→ **What to work on**: Show all lines from the data that include the word "müziğimize".

→ **Data provided**:
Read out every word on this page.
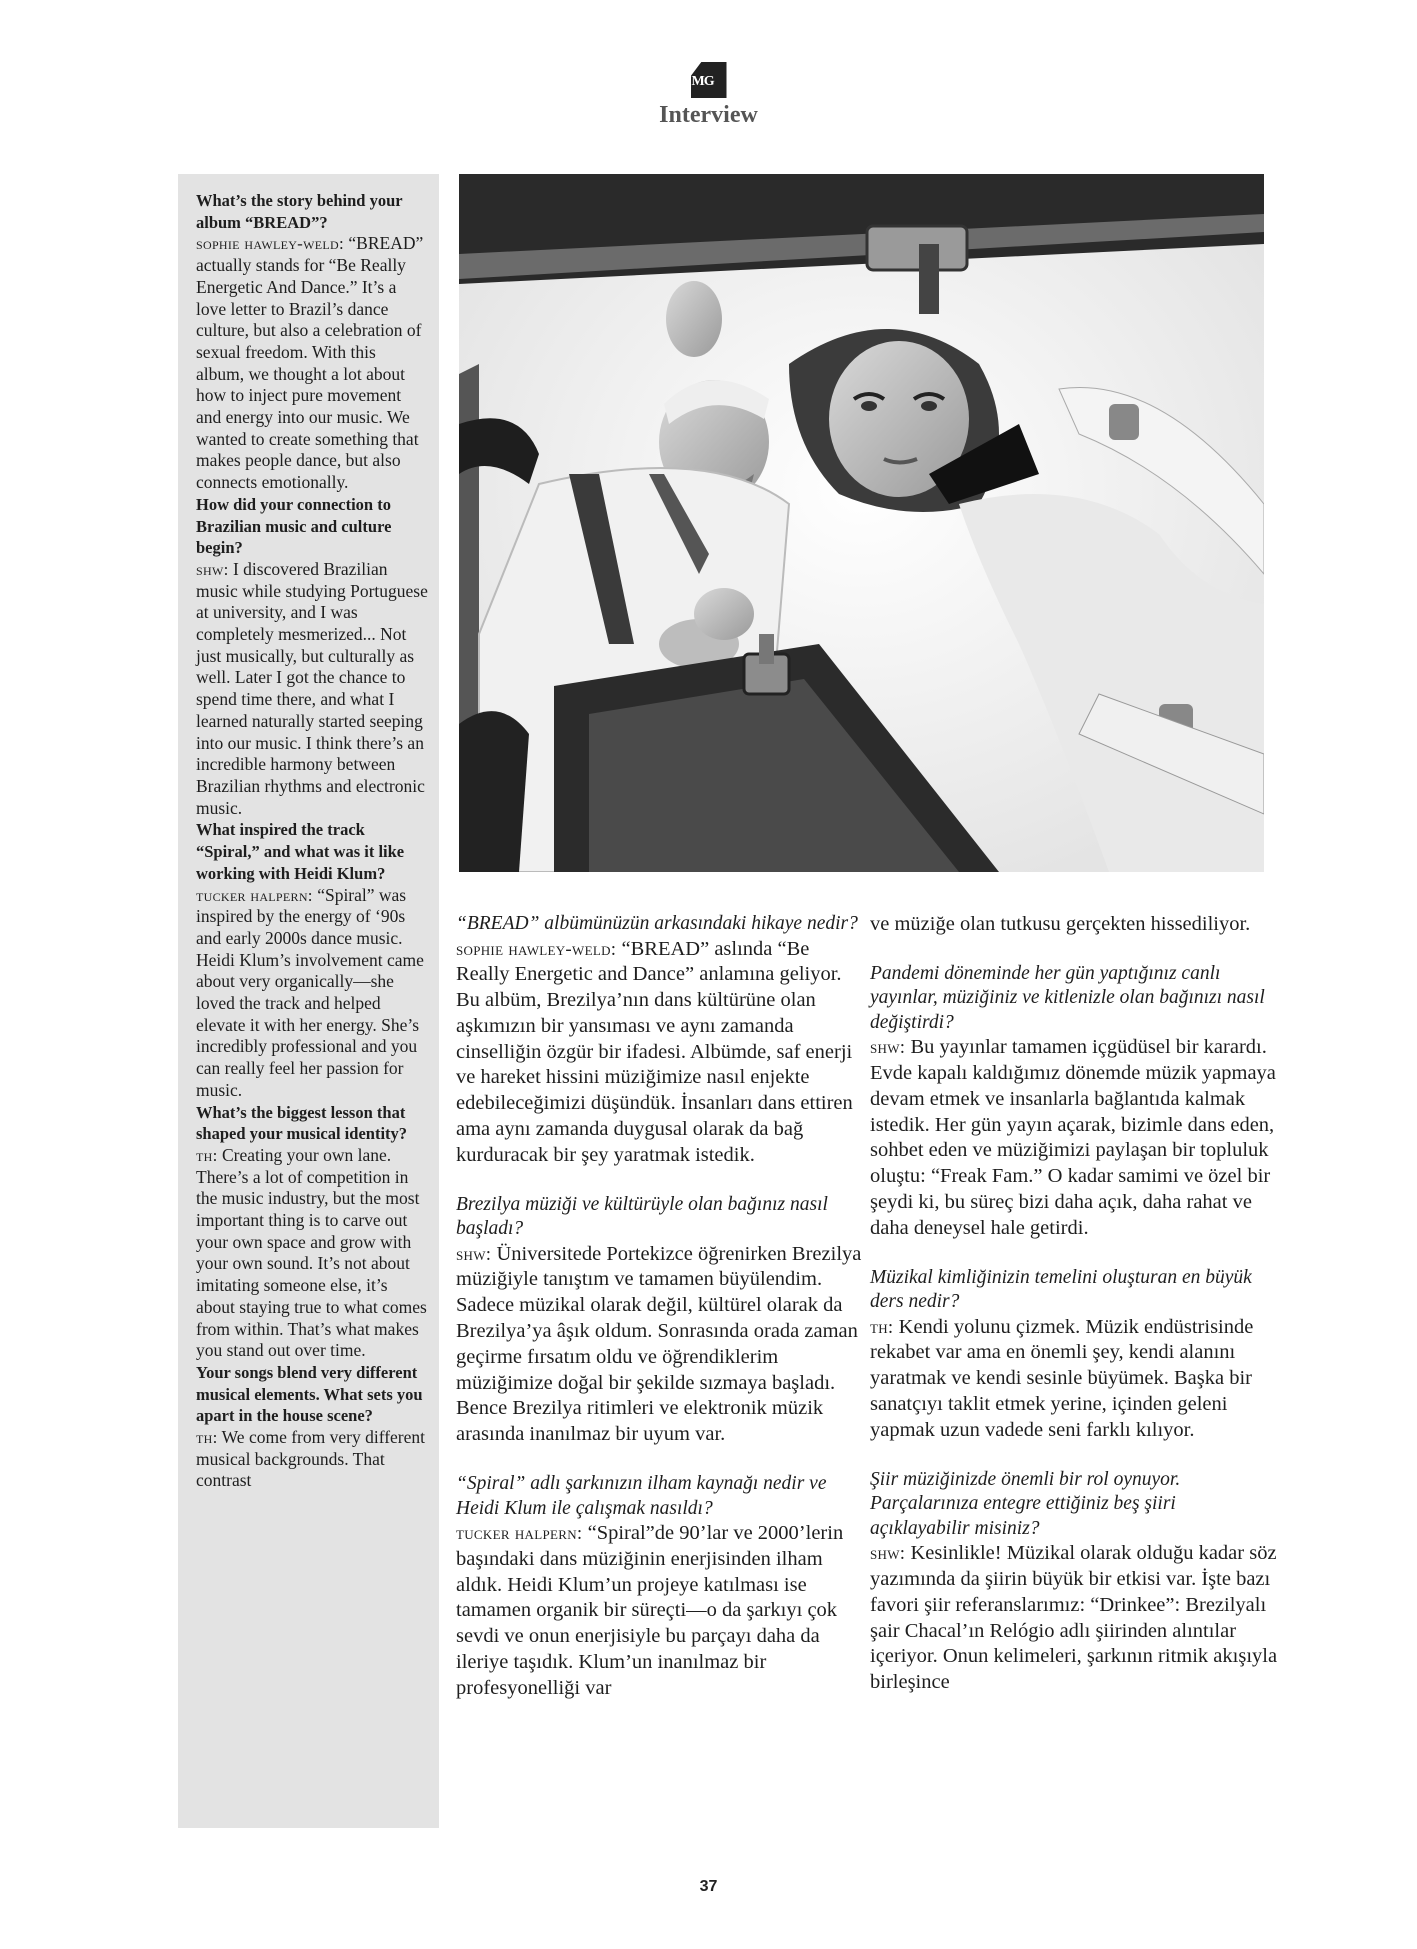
MG
Interview

What’s the story behind your album “BREAD”?

sophie hawley-weld: “BREAD” actually stands for “Be Really Energetic And Dance.” It’s a love letter to Brazil’s dance culture, but also a celebration of sexual freedom. With this album, we thought a lot about how to inject pure movement and energy into our music. We wanted to create something that makes people dance, but also connects emotionally.

How did your connection to Brazilian music and culture begin?

shw: I discovered Brazilian music while studying Portuguese at university, and I was completely mesmerized... Not just musically, but culturally as well. Later I got the chance to spend time there, and what I learned naturally started seeping into our music. I think there’s an incredible harmony between Brazilian rhythms and electronic music.

What inspired the track “Spiral,” and what was it like working with Heidi Klum?

tucker halpern: “Spiral” was inspired by the energy of ‘90s and early 2000s dance music. Heidi Klum’s involvement came about very organically—she loved the track and helped elevate it with her energy. She’s incredibly professional and you can really feel her passion for music.

What’s the biggest lesson that shaped your musical identity?

th: Creating your own lane. There’s a lot of competition in the music industry, but the most important thing is to carve out your own space and grow with your own sound. It’s not about imitating someone else, it’s about staying true to what comes from within. That’s what makes you stand out over time.

Your songs blend very different musical elements. What sets you apart in the house scene?

th: We come from very different musical backgrounds. That contrast

“BREAD” albümünüzün arkasındaki hikaye nedir?

sophie hawley-weld: “BREAD” aslında “Be Really Energetic and Dance” anlamına geliyor. Bu albüm, Brezilya’nın dans kültürüne olan aşkımızın bir yansıması ve aynı zamanda cinselliğin özgür bir ifadesi. Albümde, saf enerji ve hareket hissini müziğimize nasıl enjekte edebileceğimizi düşündük. İnsanları dans ettiren ama aynı zamanda duygusal olarak da bağ kurduracak bir şey yaratmak istedik.

Brezilya müziği ve kültürüyle olan bağınız nasıl başladı?

shw: Üniversitede Portekizce öğrenirken Brezilya müziğiyle tanıştım ve tamamen büyülendim. Sadece müzikal olarak değil, kültürel olarak da Brezilya’ya âşık oldum. Sonrasında orada zaman geçirme fırsatım oldu ve öğrendiklerim müziğimize doğal bir şekilde sızmaya başladı. Bence Brezilya ritimleri ve elektronik müzik arasında inanılmaz bir uyum var.

“Spiral” adlı şarkınızın ilham kaynağı nedir ve Heidi Klum ile çalışmak nasıldı?

tucker halpern: “Spiral”de 90’lar ve 2000’lerin başındaki dans müziğinin enerjisinden ilham aldık. Heidi Klum’un projeye katılması ise tamamen organik bir süreçti—o da şarkıyı çok sevdi ve onun enerjisiyle bu parçayı daha da ileriye taşıdık. Klum’un inanılmaz bir profesyonelliği var

ve müziğe olan tutkusu gerçekten hissediliyor.

Pandemi döneminde her gün yaptığınız canlı yayınlar, müziğiniz ve kitlenizle olan bağınızı nasıl değiştirdi?

shw: Bu yayınlar tamamen içgüdüsel bir karardı. Evde kapalı kaldığımız dönemde müzik yapmaya devam etmek ve insanlarla bağlantıda kalmak istedik. Her gün yayın açarak, bizimle dans eden, sohbet eden ve müziğimizi paylaşan bir topluluk oluştu: “Freak Fam.” O kadar samimi ve özel bir şeydi ki, bu süreç bizi daha açık, daha rahat ve daha deneysel hale getirdi.

Müzikal kimliğinizin temelini oluşturan en büyük ders nedir?

th: Kendi yolunu çizmek. Müzik endüstrisinde rekabet var ama en önemli şey, kendi alanını yaratmak ve kendi sesinle büyümek. Başka bir sanatçıyı taklit etmek yerine, içinden geleni yapmak uzun vadede seni farklı kılıyor.

Şiir müziğinizde önemli bir rol oynuyor. Parçalarınıza entegre ettiğiniz beş şiiri açıklayabilir misiniz?

shw: Kesinlikle! Müzikal olarak olduğu kadar söz yazımında da şiirin büyük bir etkisi var. İşte bazı favori şiir referanslarımız: “Drinkee”: Brezilyalı şair Chacal’ın Relógio adlı şiirinden alıntılar içeriyor. Onun kelimeleri, şarkının ritmik akışıyla birleşince

37
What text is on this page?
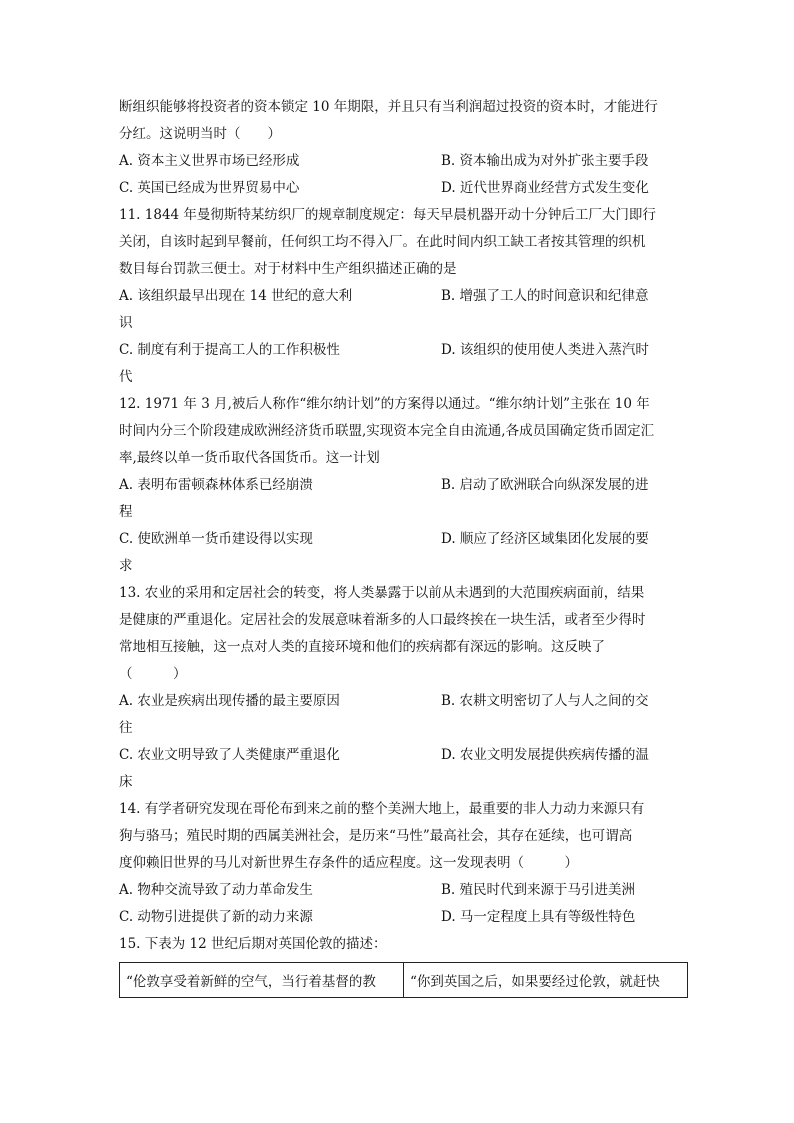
断组织能够将投资者的资本锁定 10 年期限，并且只有当利润超过投资的资本时，才能进行
分红。这说明当时（　　）
A. 资本主义世界市场已经形成	B. 资本输出成为对外扩张主要手段
C. 英国已经成为世界贸易中心	D. 近代世界商业经营方式发生变化
11. 1844 年曼彻斯特某纺织厂的规章制度规定：每天早晨机器开动十分钟后工厂大门即行
关闭，自该时起到早餐前，任何织工均不得入厂。在此时间内织工缺工者按其管理的织机
数目每台罚款三便士。对于材料中生产组织描述正确的是
A. 该组织最早出现在 14 世纪的意大利	B. 增强了工人的时间意识和纪律意
识
C. 制度有利于提高工人的工作积极性	D. 该组织的使用使人类进入蒸汽时
代
12. 1971 年 3 月,被后人称作“维尔纳计划”的方案得以通过。“维尔纳计划”主张在 10 年
时间内分三个阶段建成欧洲经济货币联盟,实现资本完全自由流通,各成员国确定货币固定汇
率,最终以单一货币取代各国货币。这一计划
A. 表明布雷顿森林体系已经崩溃	B. 启动了欧洲联合向纵深发展的进
程
C. 使欧洲单一货币建设得以实现	D. 顺应了经济区域集团化发展的要
求
13. 农业的采用和定居社会的转变，将人类暴露于以前从未遇到的大范围疾病面前，结果
是健康的严重退化。定居社会的发展意味着渐多的人口最终挨在一块生活，或者至少得时
常地相互接触，这一点对人类的直接环境和他们的疾病都有深远的影响。这反映了
（　　　）
A. 农业是疾病出现传播的最主要原因	B. 农耕文明密切了人与人之间的交
往
C. 农业文明导致了人类健康严重退化	D. 农业文明发展提供疾病传播的温
床
14. 有学者研究发现在哥伦布到来之前的整个美洲大地上，最重要的非人力动力来源只有
狗与骆马；殖民时期的西属美洲社会，是历来“马性”最高社会，其存在延续，也可谓高
度仰赖旧世界的马儿对新世界生存条件的适应程度。这一发现表明（　　　）
A. 物种交流导致了动力革命发生	B. 殖民时代到来源于马引进美洲
C. 动物引进提供了新的动力来源	D. 马一定程度上具有等级性特色
15. 下表为 12 世纪后期对英国伦敦的描述：
“伦敦享受着新鲜的空气，当行着基督的教	“你到英国之后，如果要经过伦敦，就赶快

→ **Task response**:
sophie hawley-weld: “BREAD” aslında “Be Really Energetic and Dance” anlamına geliyor. Bu albüm, Brezilya’nın dans kültürüne olan aşkımızın bir yansıması ve aynı zamanda cinselliğin özgür bir ifadesi. Albümde, saf enerji ve hareket hissini müziğimize nasıl enjekte edebileceğimizi düşündük. İnsanları dans ettiren ama aynı zamanda duygusal olarak da bağ kurduracak bir şey yaratmak istedik.
shw: Üniversitede Portekizce öğrenirken Brezilya müziğiyle tanıştım ve tamamen büyülendim. Sadece müzikal olarak değil, kültürel olarak da Brezilya’ya âşık oldum. Sonrasında orada zaman geçirme fırsatım oldu ve öğrendiklerim müziğimize doğal bir şekilde sızmaya başladı. Bence Brezilya ritimleri ve elektronik müzik arasında inanılmaz bir uyum var.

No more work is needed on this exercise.